Objective | Transcribe the material verbatim in full; the pictures do not belong in the copy.

Data extract |
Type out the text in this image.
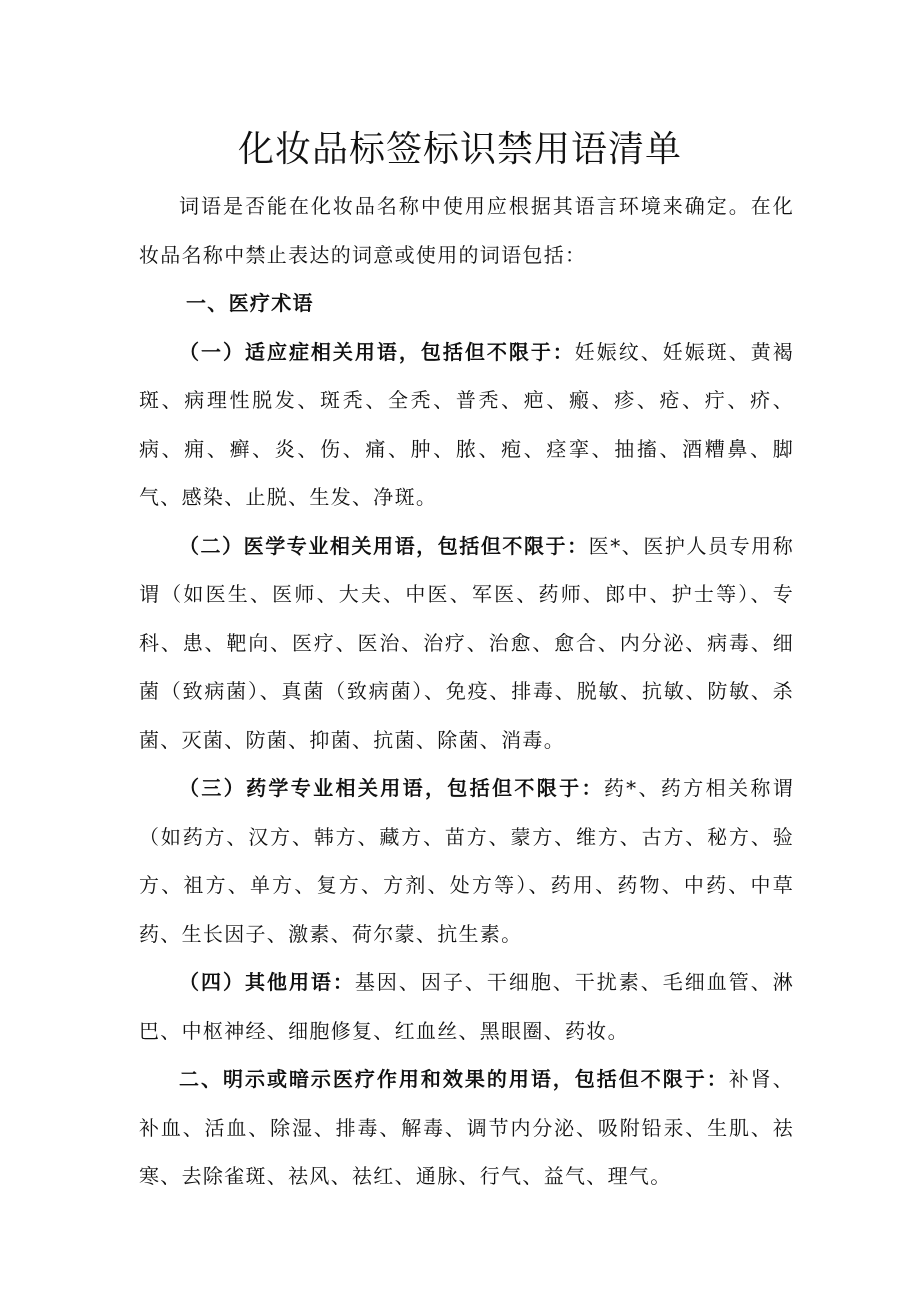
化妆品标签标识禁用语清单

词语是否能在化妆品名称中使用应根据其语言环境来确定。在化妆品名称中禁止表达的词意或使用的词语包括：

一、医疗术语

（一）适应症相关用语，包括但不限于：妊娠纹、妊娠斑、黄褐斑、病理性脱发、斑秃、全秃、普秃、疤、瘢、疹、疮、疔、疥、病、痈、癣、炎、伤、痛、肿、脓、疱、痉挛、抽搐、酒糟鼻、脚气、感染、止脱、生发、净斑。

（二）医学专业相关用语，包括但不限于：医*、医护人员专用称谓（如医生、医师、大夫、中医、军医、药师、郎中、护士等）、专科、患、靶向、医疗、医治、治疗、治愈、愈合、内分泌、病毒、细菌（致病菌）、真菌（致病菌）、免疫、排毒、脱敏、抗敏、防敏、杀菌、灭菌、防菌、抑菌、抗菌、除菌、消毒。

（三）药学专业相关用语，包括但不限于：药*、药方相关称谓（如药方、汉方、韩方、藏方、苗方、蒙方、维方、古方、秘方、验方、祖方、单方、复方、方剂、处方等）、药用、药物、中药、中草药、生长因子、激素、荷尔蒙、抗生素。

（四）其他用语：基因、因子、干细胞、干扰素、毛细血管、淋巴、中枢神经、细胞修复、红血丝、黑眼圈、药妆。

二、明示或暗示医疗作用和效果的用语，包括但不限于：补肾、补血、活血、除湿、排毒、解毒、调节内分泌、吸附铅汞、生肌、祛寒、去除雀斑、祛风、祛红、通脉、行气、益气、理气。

Problem solution |
Type out the text in this image.
化妆品标签标识禁用语清单

词语是否能在化妆品名称中使用应根据其语言环境来确定。在化妆品名称中禁止表达的词意或使用的词语包括：

一、医疗术语

（一）适应症相关用语，包括但不限于：妊娠纹、妊娠斑、黄褐斑、病理性脱发、斑秃、全秃、普秃、疤、瘢、疹、疮、疔、疥、病、痈、癣、炎、伤、痛、肿、脓、疱、痉挛、抽搐、酒糟鼻、脚气、感染、止脱、生发、净斑。

（二）医学专业相关用语，包括但不限于：医*、医护人员专用称谓（如医生、医师、大夫、中医、军医、药师、郎中、护士等）、专科、患、靶向、医疗、医治、治疗、治愈、愈合、内分泌、病毒、细菌（致病菌）、真菌（致病菌）、免疫、排毒、脱敏、抗敏、防敏、杀菌、灭菌、防菌、抑菌、抗菌、除菌、消毒。

（三）药学专业相关用语，包括但不限于：药*、药方相关称谓（如药方、汉方、韩方、藏方、苗方、蒙方、维方、古方、秘方、验方、祖方、单方、复方、方剂、处方等）、药用、药物、中药、中草药、生长因子、激素、荷尔蒙、抗生素。

（四）其他用语：基因、因子、干细胞、干扰素、毛细血管、淋巴、中枢神经、细胞修复、红血丝、黑眼圈、药妆。

二、明示或暗示医疗作用和效果的用语，包括但不限于：补肾、补血、活血、除湿、排毒、解毒、调节内分泌、吸附铅汞、生肌、祛寒、去除雀斑、祛风、祛红、通脉、行气、益气、理气。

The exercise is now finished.